To do:
1 – Condense the paragraph in the algae-snail thread that begins "nerites will eat at it on the glass" into a brief bulleted list that keeps its main facts.
2 – Write what comes next in the forum thread about snails that eat algae, beginning right after its final line.

Text passage:
******************************

# which species of freshwater snail can eat hard algae/ hair algae?



## Ras (Nov 7, 2013)

by hard algae I mean spot algae and other green stuff that forms on glass , my otto's cant seem to touch it 
same with the long green hair algae , the otto's dont really like it 
so I am wondering if there is a species of snail who will eat these types of algae w.o eating any new growth from the plants, idc about dead leaves being eaten tho. preferably a snail that will reproduce since I have assassins, but I could move them to a new tank if absolutely necessary 
I know it is easily removed by hand but my tank is heavily planted and I have a lot of floating plants. The less time I spend fumbling around in there the better


----------



## wicca27 (May 3, 2009)

nerites will eat at it on the glass but the only thing i know of that will eat hair algae will also take down all the plants in your tank and are illegal to ship across state lines. with that said columbian ramshorn snails are pretty but man do they eat the green stuff. the only thing they didnt eat in my tank was hornwort


----------



## thelub (Jan 4, 2013)

True SAE eat black hair algae. Only problem is they get rather large full grown.


----------



## Ras (Nov 7, 2013)

******************************

Provided data:
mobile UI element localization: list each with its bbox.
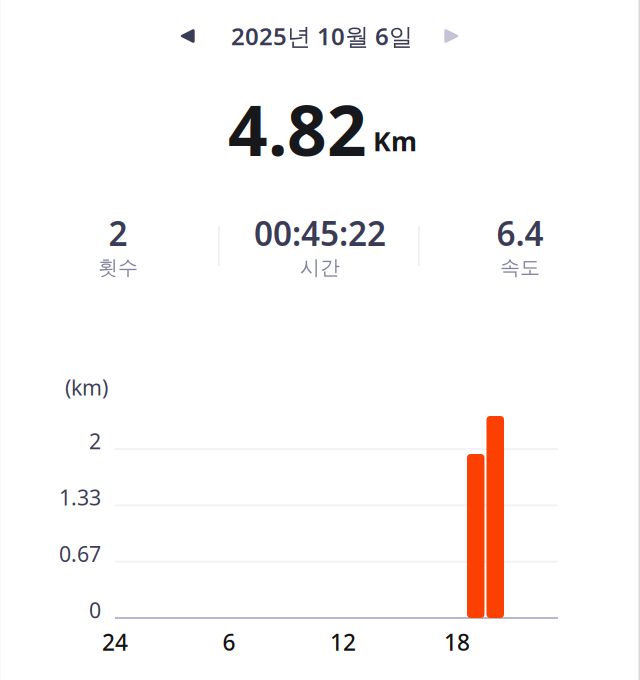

******************************

Results in order:
1 –
- Nerites will eat algae on the glass.
- The only animal the poster knows of that eats hair algae will also destroy all the plants in a tank, and it is illegal to ship across state lines.
- Columbian ramshorn snails are pretty and eat a lot of the green algae. In the poster's tank, the only thing they left alone was hornwort.

2 –
any other cure for hair algae? this type of stuff 








maybe raising or lowering a certain fert or amount of light? I was thiinking pleco's might like it, since they seem to eat just about anything else, or maybe mystery snails 
the small ramshorns/pondsnails I have and otos seem to keep the grey looking brush or beard algae under control, but not the green stuff

and do ramshorns eat spot algae? I have a few baby ramshorns/pondsnails in the tank that were stowaways but they are extremely small and if they are eating the spot algae I cant tell, I was wondering if the adults would 
they havent eaten any of my plants yet but I think its cuz they are fed well


----------



## xavinovic (May 30, 2012)

I was not able to see the picture, but if it's the same hair algae I had if you do a complete black out. This being said cover your tank with foil and cut the light out for several days or maybe 2 weeks it will go away. I had my tank like this for 2-3 weeks and it work perfectly.


----------



## nyxkitten (Jul 24, 2012)

algaefix worked for me on the hair algae I had. But supposedly it kills snails and shrimp so watch out for that.


----------



## wicca27 (May 3, 2009)

true sae will also get mean as they get older and dont eat algae once they get bigger. the main thing you want to do is test your water. if you have algae issues then there is something going on with the water chemistry.


----------



## inthepacific (Oct 21, 2012)

SAE get too huge and fat and will stop eating algae if you feed the tank anything else. so basically they'll eat algae if there isn't anything else to eat. Amano shrimp will eat it as well as nerite snails.


----------



## jimmyjam (Dec 25, 2008)

amanos is where its at


----------



## thelub (Jan 4, 2013)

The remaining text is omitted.